── Data listing

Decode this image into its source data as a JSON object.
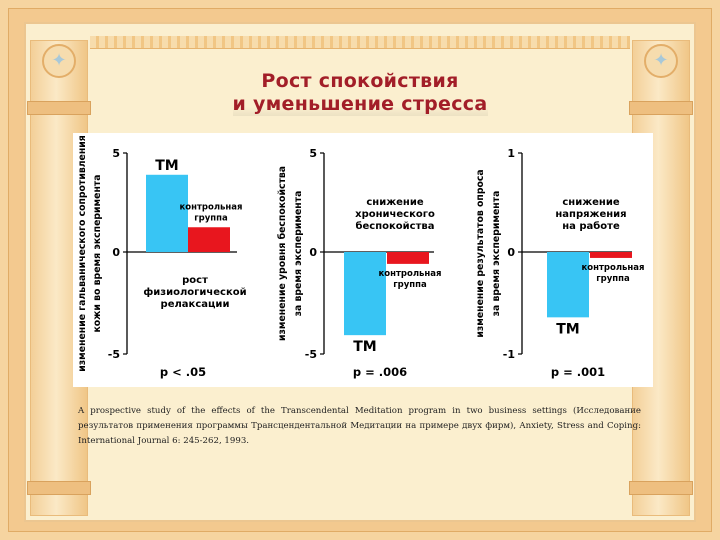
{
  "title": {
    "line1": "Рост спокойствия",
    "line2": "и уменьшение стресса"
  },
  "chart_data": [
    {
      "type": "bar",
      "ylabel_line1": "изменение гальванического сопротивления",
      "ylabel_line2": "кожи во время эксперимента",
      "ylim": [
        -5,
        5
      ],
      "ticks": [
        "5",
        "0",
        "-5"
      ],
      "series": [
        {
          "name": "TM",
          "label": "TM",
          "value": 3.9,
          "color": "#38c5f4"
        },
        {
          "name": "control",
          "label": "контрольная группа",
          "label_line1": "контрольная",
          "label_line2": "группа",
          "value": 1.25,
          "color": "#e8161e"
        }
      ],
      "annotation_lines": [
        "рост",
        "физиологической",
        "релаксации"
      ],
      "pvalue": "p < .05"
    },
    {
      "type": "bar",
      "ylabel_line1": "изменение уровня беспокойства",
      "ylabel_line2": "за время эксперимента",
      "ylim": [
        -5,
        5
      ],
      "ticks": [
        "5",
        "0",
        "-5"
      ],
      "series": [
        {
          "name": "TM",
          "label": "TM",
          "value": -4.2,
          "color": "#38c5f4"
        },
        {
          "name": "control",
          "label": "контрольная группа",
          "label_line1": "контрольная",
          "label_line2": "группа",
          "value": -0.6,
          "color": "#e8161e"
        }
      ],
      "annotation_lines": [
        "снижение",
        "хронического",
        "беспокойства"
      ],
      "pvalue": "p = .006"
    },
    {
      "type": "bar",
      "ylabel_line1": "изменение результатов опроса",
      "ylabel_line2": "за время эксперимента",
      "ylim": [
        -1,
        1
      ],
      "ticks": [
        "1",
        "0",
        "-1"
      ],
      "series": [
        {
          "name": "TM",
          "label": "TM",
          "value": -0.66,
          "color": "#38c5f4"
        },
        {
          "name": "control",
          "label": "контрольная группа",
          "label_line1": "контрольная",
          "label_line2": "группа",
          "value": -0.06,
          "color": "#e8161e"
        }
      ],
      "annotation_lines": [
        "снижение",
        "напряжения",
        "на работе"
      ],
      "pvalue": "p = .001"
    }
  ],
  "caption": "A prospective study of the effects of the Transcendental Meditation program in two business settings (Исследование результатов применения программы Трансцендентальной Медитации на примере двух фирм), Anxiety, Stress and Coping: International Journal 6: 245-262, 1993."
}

────
── Data listing

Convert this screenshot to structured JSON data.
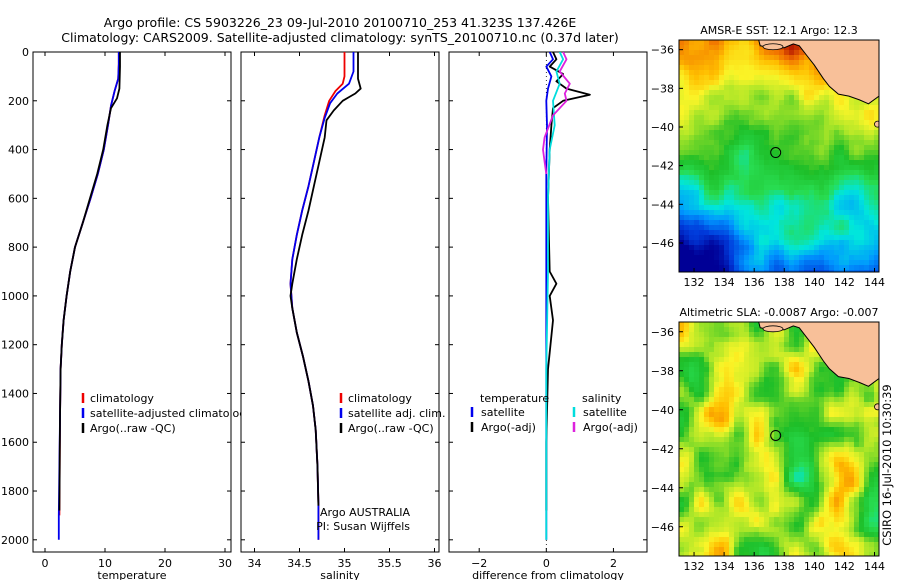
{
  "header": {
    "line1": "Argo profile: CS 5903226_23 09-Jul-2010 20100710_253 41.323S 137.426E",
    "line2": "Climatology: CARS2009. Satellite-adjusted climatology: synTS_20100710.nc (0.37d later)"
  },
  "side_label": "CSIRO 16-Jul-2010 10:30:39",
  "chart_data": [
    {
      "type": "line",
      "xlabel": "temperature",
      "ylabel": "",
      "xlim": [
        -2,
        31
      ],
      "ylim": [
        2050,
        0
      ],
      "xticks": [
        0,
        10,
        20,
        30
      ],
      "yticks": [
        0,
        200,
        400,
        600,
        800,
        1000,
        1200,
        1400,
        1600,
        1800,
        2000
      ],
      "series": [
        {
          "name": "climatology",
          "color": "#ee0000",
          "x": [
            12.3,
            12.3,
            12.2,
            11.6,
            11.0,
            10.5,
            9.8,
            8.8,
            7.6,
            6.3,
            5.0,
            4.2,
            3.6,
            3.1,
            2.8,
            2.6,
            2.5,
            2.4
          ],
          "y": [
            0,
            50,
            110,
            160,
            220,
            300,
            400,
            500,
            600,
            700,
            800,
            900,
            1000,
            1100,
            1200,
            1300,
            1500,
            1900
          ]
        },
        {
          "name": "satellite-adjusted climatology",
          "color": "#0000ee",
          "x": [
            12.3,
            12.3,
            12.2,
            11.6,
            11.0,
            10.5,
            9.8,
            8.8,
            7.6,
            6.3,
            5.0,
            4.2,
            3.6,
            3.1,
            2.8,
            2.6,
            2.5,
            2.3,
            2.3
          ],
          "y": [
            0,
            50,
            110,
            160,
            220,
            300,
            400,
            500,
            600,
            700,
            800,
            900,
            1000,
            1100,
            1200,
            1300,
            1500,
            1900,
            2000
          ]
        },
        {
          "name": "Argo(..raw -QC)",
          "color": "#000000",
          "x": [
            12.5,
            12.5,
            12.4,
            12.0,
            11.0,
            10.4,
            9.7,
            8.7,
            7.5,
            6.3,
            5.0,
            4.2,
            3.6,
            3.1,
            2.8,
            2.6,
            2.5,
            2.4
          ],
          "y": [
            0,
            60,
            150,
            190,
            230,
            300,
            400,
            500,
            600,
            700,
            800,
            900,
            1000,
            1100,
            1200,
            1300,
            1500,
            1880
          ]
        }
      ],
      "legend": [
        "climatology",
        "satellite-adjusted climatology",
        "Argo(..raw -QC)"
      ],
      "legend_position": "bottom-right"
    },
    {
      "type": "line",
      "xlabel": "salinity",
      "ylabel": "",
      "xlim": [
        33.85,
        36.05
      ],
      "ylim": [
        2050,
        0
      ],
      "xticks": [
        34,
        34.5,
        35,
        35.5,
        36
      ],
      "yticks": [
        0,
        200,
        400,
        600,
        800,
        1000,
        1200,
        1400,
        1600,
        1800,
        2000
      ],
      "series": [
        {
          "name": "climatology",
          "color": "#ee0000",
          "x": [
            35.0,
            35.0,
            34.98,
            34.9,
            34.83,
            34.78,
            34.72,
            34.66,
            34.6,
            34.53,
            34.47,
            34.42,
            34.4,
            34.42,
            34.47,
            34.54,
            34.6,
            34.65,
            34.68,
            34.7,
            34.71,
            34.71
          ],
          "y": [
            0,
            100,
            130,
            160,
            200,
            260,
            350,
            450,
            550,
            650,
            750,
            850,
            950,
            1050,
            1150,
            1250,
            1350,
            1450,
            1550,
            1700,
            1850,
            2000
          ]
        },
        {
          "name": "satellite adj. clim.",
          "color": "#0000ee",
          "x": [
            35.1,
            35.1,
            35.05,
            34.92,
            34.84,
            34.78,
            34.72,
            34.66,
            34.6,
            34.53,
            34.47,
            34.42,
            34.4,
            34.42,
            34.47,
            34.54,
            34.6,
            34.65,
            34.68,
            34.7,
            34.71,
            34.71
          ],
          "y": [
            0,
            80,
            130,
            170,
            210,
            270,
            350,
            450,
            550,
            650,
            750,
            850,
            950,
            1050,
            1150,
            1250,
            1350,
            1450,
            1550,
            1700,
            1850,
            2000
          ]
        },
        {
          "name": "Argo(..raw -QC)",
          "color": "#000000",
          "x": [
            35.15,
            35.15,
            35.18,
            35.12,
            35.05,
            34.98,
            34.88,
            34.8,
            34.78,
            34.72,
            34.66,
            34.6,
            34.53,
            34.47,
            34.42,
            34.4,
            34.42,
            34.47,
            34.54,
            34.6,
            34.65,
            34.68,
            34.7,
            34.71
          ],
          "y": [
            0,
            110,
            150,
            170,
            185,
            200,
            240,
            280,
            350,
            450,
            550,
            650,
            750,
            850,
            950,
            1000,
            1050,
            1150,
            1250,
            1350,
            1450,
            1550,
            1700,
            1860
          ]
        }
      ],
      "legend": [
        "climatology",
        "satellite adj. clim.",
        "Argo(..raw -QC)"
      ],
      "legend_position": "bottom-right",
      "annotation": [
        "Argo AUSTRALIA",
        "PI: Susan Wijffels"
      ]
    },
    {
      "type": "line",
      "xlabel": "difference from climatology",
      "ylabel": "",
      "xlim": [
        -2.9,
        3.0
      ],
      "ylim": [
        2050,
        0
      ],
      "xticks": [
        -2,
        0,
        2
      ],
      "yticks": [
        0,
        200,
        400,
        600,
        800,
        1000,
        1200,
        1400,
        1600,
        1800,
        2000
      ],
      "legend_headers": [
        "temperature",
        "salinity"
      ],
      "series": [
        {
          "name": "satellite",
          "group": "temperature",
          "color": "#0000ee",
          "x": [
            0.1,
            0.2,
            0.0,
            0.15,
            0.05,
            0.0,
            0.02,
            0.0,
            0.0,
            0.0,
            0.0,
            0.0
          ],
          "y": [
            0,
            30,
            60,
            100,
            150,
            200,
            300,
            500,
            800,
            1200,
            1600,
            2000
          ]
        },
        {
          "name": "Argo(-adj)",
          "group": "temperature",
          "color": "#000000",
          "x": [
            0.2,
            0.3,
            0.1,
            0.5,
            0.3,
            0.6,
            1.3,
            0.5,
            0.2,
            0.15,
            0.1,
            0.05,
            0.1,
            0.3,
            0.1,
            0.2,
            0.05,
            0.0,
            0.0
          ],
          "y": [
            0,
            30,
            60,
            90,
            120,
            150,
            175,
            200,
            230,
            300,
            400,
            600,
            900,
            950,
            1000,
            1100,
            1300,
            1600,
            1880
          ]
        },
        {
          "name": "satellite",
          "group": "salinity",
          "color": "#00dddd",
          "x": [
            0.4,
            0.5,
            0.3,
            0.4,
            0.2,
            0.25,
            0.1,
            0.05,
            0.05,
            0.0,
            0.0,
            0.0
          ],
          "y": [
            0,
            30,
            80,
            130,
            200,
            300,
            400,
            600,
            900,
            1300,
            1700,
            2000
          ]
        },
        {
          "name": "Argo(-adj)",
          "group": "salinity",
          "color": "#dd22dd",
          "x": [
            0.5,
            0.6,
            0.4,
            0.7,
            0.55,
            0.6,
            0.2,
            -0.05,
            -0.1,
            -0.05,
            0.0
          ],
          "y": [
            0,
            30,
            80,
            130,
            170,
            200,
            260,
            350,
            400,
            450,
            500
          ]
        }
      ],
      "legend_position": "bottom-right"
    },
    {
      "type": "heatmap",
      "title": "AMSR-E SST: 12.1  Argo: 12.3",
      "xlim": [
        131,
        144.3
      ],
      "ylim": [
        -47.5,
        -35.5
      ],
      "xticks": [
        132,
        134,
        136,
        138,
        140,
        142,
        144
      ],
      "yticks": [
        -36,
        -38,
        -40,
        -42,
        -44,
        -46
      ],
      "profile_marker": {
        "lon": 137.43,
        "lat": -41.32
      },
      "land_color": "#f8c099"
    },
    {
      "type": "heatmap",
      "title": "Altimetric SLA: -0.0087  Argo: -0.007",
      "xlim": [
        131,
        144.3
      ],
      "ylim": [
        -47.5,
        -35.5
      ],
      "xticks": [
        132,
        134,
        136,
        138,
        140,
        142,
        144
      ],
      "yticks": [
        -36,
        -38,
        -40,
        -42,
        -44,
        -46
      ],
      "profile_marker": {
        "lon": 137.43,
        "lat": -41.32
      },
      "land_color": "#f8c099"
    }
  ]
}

────

**Problem:** Extract from the material all lines containing the string "title".

**Result:**
  "title": {
      "title": "AMSR-E SST: 12.1  Argo: 12.3",
      "title": "Altimetric SLA: -0.0087  Argo: -0.007",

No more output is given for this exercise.